Your task is to print every entry below exactly as given.

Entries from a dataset
^^^^^^^^

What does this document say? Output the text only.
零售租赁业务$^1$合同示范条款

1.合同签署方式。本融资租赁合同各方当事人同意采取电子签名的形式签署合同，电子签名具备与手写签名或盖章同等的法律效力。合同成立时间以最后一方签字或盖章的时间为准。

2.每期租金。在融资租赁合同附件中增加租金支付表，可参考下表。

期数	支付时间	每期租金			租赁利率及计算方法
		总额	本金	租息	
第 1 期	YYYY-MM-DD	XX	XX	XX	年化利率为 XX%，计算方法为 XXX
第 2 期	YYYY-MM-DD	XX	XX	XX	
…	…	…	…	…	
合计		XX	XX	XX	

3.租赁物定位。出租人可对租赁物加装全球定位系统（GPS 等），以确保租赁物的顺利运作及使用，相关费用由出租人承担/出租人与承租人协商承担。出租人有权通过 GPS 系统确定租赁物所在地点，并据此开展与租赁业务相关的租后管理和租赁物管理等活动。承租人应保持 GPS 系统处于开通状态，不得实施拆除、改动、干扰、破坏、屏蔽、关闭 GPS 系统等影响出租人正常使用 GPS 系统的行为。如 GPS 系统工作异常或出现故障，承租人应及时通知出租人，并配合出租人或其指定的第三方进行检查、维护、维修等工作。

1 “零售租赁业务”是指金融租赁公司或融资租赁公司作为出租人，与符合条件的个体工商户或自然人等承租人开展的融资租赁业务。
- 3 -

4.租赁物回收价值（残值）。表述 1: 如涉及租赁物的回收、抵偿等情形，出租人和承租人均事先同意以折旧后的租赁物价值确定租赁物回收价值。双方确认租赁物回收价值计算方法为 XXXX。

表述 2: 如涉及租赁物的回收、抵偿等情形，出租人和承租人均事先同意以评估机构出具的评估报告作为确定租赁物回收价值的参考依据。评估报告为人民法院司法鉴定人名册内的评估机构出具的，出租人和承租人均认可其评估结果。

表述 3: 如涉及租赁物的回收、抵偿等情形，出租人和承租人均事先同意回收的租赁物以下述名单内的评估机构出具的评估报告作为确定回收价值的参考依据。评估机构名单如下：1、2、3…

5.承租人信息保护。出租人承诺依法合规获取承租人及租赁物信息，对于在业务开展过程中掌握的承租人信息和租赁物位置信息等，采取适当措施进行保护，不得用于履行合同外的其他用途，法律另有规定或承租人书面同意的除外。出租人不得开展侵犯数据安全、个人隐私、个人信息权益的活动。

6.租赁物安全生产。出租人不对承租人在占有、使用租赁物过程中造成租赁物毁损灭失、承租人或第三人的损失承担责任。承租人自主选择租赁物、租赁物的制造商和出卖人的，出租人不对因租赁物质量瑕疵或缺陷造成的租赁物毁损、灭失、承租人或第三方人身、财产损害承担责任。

^^^^^^^^

▶ _WRITTEN SOLUTION_:
What does this document say? Output the text only.
零售租赁业务$^1$合同示范条款

1.合同签署方式。本融资租赁合同各方当事人同意采取电子签名的形式签署合同，电子签名具备与手写签名或盖章同等的法律效力。合同成立时间以最后一方签字或盖章的时间为准。

2.每期租金。在融资租赁合同附件中增加租金支付表，可参考下表。

期数	支付时间	每期租金			租赁利率及计算方法
		总额	本金	租息	
第 1 期	YYYY-MM-DD	XX	XX	XX	年化利率为 XX%，计算方法为 XXX
第 2 期	YYYY-MM-DD	XX	XX	XX	
…	…	…	…	…	
合计		XX	XX	XX	

3.租赁物定位。出租人可对租赁物加装全球定位系统（GPS 等），以确保租赁物的顺利运作及使用，相关费用由出租人承担/出租人与承租人协商承担。出租人有权通过 GPS 系统确定租赁物所在地点，并据此开展与租赁业务相关的租后管理和租赁物管理等活动。承租人应保持 GPS 系统处于开通状态，不得实施拆除、改动、干扰、破坏、屏蔽、关闭 GPS 系统等影响出租人正常使用 GPS 系统的行为。如 GPS 系统工作异常或出现故障，承租人应及时通知出租人，并配合出租人或其指定的第三方进行检查、维护、维修等工作。

1 “零售租赁业务”是指金融租赁公司或融资租赁公司作为出租人，与符合条件的个体工商户或自然人等承租人开展的融资租赁业务。
- 3 -

4.租赁物回收价值（残值）。表述 1: 如涉及租赁物的回收、抵偿等情形，出租人和承租人均事先同意以折旧后的租赁物价值确定租赁物回收价值。双方确认租赁物回收价值计算方法为 XXXX。

表述 2: 如涉及租赁物的回收、抵偿等情形，出租人和承租人均事先同意以评估机构出具的评估报告作为确定租赁物回收价值的参考依据。评估报告为人民法院司法鉴定人名册内的评估机构出具的，出租人和承租人均认可其评估结果。

表述 3: 如涉及租赁物的回收、抵偿等情形，出租人和承租人均事先同意回收的租赁物以下述名单内的评估机构出具的评估报告作为确定回收价值的参考依据。评估机构名单如下：1、2、3…

5.承租人信息保护。出租人承诺依法合规获取承租人及租赁物信息，对于在业务开展过程中掌握的承租人信息和租赁物位置信息等，采取适当措施进行保护，不得用于履行合同外的其他用途，法律另有规定或承租人书面同意的除外。出租人不得开展侵犯数据安全、个人隐私、个人信息权益的活动。

6.租赁物安全生产。出租人不对承租人在占有、使用租赁物过程中造成租赁物毁损灭失、承租人或第三人的损失承担责任。承租人自主选择租赁物、租赁物的制造商和出卖人的，出租人不对因租赁物质量瑕疵或缺陷造成的租赁物毁损、灭失、承租人或第三方人身、财产损害承担责任。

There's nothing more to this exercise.